◆ **Data lines**
- - -
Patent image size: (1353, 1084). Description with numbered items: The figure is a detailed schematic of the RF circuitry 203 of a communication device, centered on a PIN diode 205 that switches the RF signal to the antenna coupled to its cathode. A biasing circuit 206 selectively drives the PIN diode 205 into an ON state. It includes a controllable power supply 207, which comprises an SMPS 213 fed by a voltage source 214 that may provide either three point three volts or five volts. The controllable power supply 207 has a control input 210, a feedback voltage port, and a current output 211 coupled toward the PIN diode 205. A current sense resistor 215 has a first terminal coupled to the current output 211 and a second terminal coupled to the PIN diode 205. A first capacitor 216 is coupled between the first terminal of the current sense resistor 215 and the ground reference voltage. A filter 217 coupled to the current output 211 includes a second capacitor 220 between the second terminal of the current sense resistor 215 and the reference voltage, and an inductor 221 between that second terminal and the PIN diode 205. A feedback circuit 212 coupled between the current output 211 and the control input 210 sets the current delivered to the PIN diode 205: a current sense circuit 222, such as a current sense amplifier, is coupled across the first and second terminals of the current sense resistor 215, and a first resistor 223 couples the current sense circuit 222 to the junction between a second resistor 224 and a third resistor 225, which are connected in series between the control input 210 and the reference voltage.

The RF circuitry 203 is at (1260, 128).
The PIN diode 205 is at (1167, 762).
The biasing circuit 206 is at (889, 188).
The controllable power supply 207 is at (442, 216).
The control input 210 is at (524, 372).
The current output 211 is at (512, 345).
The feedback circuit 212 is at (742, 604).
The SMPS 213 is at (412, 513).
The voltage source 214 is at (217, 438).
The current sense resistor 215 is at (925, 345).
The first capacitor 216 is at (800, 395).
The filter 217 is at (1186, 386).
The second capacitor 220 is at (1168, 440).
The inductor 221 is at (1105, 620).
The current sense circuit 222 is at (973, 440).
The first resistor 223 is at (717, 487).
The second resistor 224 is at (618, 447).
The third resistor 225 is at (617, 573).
- - -
◆ **Given task**
Copy out every one of the lines above word for word, from the size and description through the last position.

◆ **Final result**
Patent image size: (1353, 1084). Description with numbered items: The figure is a detailed schematic of the RF circuitry 203 of a communication device, centered on a PIN diode 205 that switches the RF signal to the antenna coupled to its cathode. A biasing circuit 206 selectively drives the PIN diode 205 into an ON state. It includes a controllable power supply 207, which comprises an SMPS 213 fed by a voltage source 214 that may provide either three point three volts or five volts. The controllable power supply 207 has a control input 210, a feedback voltage port, and a current output 211 coupled toward the PIN diode 205. A current sense resistor 215 has a first terminal coupled to the current output 211 and a second terminal coupled to the PIN diode 205. A first capacitor 216 is coupled between the first terminal of the current sense resistor 215 and the ground reference voltage. A filter 217 coupled to the current output 211 includes a second capacitor 220 between the second terminal of the current sense resistor 215 and the reference voltage, and an inductor 221 between that second terminal and the PIN diode 205. A feedback circuit 212 coupled between the current output 211 and the control input 210 sets the current delivered to the PIN diode 205: a current sense circuit 222, such as a current sense amplifier, is coupled across the first and second terminals of the current sense resistor 215, and a first resistor 223 couples the current sense circuit 222 to the junction between a second resistor 224 and a third resistor 225, which are connected in series between the control input 210 and the reference voltage.

The RF circuitry 203 is at (1260, 128).
The PIN diode 205 is at (1167, 762).
The biasing circuit 206 is at (889, 188).
The controllable power supply 207 is at (442, 216).
The control input 210 is at (524, 372).
The current output 211 is at (512, 345).
The feedback circuit 212 is at (742, 604).
The SMPS 213 is at (412, 513).
The voltage source 214 is at (217, 438).
The current sense resistor 215 is at (925, 345).
The first capacitor 216 is at (800, 395).
The filter 217 is at (1186, 386).
The second capacitor 220 is at (1168, 440).
The inductor 221 is at (1105, 620).
The current sense circuit 222 is at (973, 440).
The first resistor 223 is at (717, 487).
The second resistor 224 is at (618, 447).
The third resistor 225 is at (617, 573).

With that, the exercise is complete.